* START Raw records *
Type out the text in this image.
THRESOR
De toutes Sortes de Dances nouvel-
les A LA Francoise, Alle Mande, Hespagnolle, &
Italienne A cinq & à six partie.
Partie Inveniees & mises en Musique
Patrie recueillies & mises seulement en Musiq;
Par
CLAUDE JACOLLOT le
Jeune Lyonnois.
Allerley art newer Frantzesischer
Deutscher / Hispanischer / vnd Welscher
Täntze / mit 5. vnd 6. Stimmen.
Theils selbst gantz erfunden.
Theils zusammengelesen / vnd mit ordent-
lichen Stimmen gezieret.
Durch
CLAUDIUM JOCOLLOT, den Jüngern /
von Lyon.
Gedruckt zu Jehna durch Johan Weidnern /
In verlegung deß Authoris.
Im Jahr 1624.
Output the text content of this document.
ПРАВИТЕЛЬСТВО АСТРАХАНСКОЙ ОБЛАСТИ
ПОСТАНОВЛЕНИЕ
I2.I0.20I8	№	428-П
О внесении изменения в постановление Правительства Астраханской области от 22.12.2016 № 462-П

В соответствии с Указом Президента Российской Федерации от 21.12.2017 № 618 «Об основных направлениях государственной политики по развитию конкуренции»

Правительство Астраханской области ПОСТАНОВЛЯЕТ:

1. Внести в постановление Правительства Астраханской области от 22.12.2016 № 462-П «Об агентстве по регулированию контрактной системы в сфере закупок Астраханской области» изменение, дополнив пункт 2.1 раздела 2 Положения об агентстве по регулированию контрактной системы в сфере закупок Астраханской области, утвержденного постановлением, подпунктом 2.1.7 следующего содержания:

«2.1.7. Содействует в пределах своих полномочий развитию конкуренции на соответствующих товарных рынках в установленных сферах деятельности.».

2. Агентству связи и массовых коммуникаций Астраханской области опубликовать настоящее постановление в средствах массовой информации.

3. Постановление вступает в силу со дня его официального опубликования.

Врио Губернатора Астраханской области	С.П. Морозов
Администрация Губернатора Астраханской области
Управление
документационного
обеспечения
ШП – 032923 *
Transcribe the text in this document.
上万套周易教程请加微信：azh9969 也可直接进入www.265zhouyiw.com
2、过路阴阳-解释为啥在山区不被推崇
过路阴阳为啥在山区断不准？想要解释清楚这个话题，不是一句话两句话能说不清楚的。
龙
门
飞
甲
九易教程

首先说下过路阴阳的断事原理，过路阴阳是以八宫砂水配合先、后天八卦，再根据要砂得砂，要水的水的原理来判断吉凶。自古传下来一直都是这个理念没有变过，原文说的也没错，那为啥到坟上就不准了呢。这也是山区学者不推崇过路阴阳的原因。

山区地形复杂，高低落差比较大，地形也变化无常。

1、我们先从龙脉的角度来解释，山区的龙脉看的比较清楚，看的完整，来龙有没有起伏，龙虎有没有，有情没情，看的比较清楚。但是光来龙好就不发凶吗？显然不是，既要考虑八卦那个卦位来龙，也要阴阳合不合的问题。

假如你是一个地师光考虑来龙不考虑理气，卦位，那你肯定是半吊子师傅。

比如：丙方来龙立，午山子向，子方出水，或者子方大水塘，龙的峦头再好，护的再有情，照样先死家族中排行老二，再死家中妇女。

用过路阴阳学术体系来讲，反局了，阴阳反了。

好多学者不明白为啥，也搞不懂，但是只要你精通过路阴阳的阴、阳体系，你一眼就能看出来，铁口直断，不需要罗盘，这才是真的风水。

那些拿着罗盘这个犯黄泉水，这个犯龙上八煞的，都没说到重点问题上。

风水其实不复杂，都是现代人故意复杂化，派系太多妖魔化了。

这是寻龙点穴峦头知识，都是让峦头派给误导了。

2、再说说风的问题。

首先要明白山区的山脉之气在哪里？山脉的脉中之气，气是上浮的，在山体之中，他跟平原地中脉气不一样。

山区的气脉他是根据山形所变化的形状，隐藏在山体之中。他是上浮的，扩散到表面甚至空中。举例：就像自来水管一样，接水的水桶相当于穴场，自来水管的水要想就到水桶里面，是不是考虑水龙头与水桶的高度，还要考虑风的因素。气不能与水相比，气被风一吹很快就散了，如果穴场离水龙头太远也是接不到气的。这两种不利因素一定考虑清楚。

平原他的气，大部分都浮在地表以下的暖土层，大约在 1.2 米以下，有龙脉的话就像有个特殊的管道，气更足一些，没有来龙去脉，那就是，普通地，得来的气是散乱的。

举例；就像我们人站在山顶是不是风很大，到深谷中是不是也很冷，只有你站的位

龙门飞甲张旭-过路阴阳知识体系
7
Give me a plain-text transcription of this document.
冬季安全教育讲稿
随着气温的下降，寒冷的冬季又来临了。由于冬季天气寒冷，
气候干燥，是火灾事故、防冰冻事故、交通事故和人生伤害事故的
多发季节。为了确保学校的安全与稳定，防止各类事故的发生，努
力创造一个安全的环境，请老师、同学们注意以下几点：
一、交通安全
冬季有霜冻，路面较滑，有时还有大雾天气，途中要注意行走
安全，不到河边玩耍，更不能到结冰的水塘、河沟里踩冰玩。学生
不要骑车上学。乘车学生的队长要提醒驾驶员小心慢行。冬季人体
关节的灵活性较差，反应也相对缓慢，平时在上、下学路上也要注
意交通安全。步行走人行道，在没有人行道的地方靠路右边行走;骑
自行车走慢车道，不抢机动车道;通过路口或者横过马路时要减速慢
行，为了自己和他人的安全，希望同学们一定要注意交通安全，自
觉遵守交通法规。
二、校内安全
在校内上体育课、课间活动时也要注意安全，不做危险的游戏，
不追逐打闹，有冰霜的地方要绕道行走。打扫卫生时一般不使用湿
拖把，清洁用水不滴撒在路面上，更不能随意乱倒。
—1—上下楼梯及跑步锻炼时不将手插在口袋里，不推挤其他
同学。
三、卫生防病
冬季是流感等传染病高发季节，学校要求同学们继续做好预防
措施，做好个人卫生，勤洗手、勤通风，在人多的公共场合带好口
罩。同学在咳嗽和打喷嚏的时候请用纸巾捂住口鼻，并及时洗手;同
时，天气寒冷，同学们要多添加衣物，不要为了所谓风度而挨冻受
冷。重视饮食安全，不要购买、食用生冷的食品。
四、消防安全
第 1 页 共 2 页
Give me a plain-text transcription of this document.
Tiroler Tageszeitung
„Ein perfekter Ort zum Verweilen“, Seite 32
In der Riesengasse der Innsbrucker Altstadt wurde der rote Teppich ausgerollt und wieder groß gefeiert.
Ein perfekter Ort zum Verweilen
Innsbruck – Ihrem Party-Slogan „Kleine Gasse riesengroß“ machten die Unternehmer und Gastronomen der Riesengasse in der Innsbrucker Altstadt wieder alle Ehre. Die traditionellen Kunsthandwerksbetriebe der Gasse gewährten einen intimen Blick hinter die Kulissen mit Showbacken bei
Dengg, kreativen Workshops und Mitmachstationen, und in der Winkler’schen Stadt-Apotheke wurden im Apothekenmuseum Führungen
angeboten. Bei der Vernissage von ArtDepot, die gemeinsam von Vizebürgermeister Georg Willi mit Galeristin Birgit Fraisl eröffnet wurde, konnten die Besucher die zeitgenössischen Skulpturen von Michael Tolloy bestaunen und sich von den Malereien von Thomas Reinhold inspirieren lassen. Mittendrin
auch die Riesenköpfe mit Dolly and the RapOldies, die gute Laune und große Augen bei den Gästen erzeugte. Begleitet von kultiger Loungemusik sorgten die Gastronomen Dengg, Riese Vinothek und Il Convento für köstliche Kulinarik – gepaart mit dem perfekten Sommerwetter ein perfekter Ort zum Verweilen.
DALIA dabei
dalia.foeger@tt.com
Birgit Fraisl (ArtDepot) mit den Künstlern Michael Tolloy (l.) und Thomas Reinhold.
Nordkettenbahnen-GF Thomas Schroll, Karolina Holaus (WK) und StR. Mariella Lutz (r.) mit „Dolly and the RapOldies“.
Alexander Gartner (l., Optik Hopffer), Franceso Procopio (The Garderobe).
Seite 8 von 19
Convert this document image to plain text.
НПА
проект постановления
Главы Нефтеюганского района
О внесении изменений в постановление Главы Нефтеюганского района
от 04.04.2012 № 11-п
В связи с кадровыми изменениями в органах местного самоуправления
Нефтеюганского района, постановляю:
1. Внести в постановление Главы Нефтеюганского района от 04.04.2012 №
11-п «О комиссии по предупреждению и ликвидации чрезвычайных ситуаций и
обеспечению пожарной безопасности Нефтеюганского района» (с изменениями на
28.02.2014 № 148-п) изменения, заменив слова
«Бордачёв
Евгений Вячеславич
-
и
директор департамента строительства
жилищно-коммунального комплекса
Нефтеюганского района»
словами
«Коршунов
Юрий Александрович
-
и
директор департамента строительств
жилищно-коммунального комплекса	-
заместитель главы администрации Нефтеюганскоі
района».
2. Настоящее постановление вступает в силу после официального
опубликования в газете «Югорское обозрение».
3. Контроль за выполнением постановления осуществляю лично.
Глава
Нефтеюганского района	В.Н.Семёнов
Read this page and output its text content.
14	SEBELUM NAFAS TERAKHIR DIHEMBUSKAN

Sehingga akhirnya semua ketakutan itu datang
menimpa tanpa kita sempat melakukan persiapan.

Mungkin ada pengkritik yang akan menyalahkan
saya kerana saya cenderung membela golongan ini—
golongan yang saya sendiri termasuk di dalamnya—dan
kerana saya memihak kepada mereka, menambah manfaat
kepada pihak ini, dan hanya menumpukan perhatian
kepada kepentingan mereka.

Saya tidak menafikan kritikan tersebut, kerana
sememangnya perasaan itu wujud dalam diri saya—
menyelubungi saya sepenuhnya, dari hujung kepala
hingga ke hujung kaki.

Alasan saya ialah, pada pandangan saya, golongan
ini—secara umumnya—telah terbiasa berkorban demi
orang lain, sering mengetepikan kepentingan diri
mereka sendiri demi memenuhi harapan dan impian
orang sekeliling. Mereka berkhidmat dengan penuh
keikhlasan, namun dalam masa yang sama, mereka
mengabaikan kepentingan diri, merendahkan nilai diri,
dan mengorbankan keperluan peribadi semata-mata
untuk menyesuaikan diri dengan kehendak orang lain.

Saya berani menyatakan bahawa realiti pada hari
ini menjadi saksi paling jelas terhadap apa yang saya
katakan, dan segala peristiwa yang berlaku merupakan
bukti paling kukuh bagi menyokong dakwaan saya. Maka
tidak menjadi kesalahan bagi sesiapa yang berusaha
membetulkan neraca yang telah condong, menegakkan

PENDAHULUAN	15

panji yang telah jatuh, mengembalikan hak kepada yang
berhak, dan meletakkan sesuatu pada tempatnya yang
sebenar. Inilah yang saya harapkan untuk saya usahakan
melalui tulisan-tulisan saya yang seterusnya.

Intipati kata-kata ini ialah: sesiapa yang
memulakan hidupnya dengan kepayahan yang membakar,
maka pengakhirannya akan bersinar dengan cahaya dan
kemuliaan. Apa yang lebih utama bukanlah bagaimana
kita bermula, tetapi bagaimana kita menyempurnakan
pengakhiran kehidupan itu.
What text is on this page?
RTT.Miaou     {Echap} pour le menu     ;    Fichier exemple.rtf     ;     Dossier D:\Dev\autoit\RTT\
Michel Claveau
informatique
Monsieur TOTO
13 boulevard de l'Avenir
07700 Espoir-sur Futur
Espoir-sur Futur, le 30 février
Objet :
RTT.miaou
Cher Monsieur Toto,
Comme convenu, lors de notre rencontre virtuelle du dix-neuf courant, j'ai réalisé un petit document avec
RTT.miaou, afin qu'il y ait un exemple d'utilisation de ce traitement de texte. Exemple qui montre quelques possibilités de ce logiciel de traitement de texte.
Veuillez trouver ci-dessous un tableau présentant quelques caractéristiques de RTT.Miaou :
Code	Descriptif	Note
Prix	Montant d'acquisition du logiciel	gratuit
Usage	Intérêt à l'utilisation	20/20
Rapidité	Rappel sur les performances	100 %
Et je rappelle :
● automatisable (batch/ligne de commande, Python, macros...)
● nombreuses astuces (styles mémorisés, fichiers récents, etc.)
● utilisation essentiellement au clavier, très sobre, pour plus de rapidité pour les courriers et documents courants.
* END Raw records *
Instructions for the task → In the entries above, find each line with the word "Tolloy" and copy it.

Solution to the problem →
angeboten. Bei der Vernissage von ArtDepot, die gemeinsam von Vizebürgermeister Georg Willi mit Galeristin Birgit Fraisl eröffnet wurde, konnten die Besucher die zeitgenössischen Skulpturen von Michael Tolloy bestaunen und sich von den Malereien von Thomas Reinhold inspirieren lassen. Mittendrin
Birgit Fraisl (ArtDepot) mit den Künstlern Michael Tolloy (l.) und Thomas Reinhold.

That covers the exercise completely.